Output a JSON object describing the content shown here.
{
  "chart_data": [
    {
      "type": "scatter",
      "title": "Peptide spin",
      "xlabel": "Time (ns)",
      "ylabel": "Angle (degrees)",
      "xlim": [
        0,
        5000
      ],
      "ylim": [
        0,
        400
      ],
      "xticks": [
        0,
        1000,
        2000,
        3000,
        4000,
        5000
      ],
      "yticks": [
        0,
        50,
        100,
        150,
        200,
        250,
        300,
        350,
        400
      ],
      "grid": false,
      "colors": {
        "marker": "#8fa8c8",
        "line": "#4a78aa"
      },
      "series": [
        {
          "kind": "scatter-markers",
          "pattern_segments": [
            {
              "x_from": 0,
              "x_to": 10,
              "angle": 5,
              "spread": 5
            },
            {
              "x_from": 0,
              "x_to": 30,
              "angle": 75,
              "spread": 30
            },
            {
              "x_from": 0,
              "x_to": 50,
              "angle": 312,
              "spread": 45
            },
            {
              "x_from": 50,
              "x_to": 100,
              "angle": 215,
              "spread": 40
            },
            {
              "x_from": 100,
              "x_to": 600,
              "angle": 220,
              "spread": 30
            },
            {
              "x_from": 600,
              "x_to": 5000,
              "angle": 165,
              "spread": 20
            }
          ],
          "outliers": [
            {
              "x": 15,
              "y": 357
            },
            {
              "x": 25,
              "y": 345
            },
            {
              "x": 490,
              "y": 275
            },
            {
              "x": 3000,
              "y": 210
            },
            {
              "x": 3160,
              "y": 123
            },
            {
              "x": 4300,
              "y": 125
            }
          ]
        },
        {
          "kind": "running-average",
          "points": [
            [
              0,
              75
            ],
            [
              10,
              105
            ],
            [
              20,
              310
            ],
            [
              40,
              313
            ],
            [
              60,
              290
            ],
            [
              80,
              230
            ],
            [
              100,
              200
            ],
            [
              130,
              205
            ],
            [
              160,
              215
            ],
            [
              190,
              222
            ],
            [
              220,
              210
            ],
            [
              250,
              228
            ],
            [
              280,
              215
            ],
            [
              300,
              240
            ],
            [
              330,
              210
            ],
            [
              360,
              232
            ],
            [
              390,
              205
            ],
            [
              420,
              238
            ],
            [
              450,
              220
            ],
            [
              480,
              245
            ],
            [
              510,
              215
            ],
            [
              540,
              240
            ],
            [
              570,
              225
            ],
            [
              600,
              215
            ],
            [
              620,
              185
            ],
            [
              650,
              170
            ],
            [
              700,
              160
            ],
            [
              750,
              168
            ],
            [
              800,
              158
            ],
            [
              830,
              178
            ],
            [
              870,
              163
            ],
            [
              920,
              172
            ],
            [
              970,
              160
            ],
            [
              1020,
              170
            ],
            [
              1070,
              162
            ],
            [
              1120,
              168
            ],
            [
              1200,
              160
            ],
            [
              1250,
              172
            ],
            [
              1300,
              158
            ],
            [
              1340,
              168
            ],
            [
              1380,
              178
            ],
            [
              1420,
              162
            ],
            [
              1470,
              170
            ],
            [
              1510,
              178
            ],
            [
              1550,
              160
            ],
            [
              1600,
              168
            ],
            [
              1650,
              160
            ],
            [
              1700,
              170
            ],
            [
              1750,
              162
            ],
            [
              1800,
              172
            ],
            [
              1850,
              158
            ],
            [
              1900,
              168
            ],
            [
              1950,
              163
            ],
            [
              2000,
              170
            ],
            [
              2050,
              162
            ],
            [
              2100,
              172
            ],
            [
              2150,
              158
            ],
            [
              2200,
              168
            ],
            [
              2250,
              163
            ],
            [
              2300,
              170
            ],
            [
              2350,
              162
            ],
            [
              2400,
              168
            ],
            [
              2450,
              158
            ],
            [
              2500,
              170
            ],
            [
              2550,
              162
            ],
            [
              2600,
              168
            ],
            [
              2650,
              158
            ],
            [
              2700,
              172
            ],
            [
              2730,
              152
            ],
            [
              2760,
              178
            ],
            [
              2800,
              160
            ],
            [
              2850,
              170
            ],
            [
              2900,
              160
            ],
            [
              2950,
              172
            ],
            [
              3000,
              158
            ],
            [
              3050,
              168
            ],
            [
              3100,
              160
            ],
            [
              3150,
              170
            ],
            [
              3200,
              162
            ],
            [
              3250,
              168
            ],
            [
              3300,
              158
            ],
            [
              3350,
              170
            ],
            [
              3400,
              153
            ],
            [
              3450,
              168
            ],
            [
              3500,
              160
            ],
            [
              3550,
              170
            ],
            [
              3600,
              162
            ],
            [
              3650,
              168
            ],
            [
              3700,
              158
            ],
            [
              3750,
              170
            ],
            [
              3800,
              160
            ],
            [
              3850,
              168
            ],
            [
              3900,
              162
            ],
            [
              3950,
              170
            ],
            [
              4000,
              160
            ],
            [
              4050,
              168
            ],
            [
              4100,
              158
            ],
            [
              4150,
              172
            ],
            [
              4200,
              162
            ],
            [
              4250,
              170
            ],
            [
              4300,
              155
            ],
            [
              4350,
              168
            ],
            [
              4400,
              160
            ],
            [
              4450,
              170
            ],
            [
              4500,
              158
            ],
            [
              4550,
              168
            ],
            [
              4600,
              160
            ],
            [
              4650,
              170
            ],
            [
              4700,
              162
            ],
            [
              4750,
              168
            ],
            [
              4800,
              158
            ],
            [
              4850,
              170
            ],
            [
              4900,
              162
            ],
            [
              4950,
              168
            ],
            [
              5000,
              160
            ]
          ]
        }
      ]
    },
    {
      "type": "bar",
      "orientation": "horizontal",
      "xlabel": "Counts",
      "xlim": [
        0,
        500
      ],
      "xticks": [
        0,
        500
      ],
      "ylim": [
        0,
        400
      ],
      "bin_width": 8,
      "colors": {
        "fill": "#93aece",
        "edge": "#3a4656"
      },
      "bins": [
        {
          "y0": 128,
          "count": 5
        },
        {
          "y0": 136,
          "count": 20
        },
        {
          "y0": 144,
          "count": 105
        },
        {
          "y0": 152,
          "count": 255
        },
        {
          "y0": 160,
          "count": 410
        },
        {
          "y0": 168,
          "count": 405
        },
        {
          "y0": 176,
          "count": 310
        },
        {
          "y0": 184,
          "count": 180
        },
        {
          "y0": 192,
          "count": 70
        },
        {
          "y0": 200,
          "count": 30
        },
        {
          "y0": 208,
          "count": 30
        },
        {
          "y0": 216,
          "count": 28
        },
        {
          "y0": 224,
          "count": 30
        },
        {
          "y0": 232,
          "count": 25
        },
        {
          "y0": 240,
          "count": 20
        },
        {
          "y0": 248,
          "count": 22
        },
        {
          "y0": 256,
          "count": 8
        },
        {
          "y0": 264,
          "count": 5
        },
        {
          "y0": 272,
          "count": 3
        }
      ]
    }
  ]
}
◆ ◆ ◆ ◆
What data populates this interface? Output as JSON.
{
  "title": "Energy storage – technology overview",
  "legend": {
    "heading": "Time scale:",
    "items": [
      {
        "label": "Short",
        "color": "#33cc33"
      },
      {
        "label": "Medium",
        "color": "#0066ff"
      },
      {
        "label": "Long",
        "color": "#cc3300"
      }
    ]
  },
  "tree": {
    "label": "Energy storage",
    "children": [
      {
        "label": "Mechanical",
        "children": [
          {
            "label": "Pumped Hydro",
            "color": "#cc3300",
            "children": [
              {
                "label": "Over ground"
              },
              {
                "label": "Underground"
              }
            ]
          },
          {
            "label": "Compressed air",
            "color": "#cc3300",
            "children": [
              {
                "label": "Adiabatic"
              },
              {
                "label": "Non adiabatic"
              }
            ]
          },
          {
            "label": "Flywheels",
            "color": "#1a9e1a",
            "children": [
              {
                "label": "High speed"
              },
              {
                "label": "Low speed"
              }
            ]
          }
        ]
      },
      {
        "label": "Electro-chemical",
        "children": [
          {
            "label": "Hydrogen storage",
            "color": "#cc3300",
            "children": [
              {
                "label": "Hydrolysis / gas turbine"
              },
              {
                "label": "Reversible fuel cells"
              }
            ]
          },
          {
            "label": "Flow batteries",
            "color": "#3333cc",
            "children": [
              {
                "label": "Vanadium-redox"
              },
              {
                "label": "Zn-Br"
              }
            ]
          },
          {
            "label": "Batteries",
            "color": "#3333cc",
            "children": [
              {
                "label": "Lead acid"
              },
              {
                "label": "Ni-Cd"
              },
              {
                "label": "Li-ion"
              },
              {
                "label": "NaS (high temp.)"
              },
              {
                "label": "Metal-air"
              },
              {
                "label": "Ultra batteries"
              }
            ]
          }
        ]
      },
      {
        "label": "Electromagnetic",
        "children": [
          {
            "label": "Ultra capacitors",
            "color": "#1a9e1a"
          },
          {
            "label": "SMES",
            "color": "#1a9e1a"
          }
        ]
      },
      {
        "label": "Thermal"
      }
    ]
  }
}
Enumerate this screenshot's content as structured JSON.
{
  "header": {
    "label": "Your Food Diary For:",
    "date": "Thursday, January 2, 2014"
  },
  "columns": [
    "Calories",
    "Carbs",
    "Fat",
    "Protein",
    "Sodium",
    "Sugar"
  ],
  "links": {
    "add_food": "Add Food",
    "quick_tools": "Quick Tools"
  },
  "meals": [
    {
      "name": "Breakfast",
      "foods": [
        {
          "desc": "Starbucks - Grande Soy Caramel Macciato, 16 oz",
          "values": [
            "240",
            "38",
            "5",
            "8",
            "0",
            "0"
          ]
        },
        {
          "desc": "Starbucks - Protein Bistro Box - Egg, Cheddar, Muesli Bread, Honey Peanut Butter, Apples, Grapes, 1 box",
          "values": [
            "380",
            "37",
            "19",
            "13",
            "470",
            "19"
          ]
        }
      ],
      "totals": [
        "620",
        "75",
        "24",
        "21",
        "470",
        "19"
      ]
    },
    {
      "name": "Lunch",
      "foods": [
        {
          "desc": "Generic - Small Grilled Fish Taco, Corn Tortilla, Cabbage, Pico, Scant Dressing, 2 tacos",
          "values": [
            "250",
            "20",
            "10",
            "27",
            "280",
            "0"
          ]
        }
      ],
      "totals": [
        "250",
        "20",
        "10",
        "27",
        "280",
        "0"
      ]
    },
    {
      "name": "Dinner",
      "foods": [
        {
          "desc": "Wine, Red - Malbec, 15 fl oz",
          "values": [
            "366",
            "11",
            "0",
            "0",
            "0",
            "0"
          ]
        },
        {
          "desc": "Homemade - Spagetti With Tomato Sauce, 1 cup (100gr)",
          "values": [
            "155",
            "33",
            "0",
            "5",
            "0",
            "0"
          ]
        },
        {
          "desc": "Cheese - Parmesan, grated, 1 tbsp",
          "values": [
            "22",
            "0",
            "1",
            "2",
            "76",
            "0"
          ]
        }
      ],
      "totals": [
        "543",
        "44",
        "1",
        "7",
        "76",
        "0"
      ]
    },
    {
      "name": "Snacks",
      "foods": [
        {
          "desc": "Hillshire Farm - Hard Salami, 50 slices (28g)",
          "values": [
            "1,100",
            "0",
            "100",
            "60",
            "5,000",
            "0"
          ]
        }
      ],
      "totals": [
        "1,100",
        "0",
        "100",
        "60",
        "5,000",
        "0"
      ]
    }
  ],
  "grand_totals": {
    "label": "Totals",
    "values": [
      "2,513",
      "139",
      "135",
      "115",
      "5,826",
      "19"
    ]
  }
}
◆ ◆ ◆ ◆
*TASK DIRECTIONS:* Find each line in the records holding the string "Output" and show it.

*SOLUTION TO THIS EXERCISE:*
Output a JSON object describing the content shown here.
What data populates this interface? Output as JSON.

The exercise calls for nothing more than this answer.